# START OF Records for processing

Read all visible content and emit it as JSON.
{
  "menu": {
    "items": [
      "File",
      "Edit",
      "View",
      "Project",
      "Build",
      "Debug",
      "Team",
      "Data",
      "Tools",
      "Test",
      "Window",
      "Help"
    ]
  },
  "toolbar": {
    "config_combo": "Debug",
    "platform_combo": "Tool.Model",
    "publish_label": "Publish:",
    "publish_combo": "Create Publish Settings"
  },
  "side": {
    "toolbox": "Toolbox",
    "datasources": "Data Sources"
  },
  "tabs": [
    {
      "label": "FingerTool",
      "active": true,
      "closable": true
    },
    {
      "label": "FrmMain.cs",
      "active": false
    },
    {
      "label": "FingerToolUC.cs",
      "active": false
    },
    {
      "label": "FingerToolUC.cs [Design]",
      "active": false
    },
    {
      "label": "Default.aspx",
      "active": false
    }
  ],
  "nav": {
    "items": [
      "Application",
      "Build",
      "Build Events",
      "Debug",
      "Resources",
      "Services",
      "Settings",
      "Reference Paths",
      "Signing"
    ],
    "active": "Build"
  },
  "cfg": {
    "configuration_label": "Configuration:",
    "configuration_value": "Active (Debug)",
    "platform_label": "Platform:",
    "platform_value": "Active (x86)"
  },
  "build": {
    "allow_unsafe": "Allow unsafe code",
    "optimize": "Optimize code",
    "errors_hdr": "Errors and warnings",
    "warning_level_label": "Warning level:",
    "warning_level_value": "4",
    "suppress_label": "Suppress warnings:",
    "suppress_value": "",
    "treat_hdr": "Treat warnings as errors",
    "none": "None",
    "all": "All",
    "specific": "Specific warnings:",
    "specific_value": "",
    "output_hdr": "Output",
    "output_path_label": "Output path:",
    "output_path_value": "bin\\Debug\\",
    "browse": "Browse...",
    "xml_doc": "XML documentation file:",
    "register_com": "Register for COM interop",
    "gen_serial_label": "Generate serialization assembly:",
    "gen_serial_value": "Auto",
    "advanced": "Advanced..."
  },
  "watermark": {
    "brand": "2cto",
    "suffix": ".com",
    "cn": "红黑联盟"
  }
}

# END OF Records for processing

▶ [Set problem] Quote each line of the data above exactly as written.

▶ [Task result]
Read all visible content and emit it as JSON.
{
  "menu": {
    "items": [
      "File",
      "Edit",
      "View",
      "Project",
      "Build",
      "Debug",
      "Team",
      "Data",
      "Tools",
      "Test",
      "Window",
      "Help"
    ]
  },
  "toolbar": {
    "config_combo": "Debug",
    "platform_combo": "Tool.Model",
    "publish_label": "Publish:",
    "publish_combo": "Create Publish Settings"
  },
  "side": {
    "toolbox": "Toolbox",
    "datasources": "Data Sources"
  },
  "tabs": [
    {
      "label": "FingerTool",
      "active": true,
      "closable": true
    },
    {
      "label": "FrmMain.cs",
      "active": false
    },
    {
      "label": "FingerToolUC.cs",
      "active": false
    },
    {
      "label": "FingerToolUC.cs [Design]",
      "active": false
    },
    {
      "label": "Default.aspx",
      "active": false
    }
  ],
  "nav": {
    "items": [
      "Application",
      "Build",
      "Build Events",
      "Debug",
      "Resources",
      "Services",
      "Settings",
      "Reference Paths",
      "Signing"
    ],
    "active": "Build"
  },
  "cfg": {
    "configuration_label": "Configuration:",
    "configuration_value": "Active (Debug)",
    "platform_label": "Platform:",
    "platform_value": "Active (x86)"
  },
  "build": {
    "allow_unsafe": "Allow unsafe code",
    "optimize": "Optimize code",
    "errors_hdr": "Errors and warnings",
    "warning_level_label": "Warning level:",
    "warning_level_value": "4",
    "suppress_label": "Suppress warnings:",
    "suppress_value": "",
    "treat_hdr": "Treat warnings as errors",
    "none": "None",
    "all": "All",
    "specific": "Specific warnings:",
    "specific_value": "",
    "output_hdr": "Output",
    "output_path_label": "Output path:",
    "output_path_value": "bin\\Debug\\",
    "browse": "Browse...",
    "xml_doc": "XML documentation file:",
    "register_com": "Register for COM interop",
    "gen_serial_label": "Generate serialization assembly:",
    "gen_serial_value": "Auto",
    "advanced": "Advanced..."
  },
  "watermark": {
    "brand": "2cto",
    "suffix": ".com",
    "cn": "红黑联盟"
  }
}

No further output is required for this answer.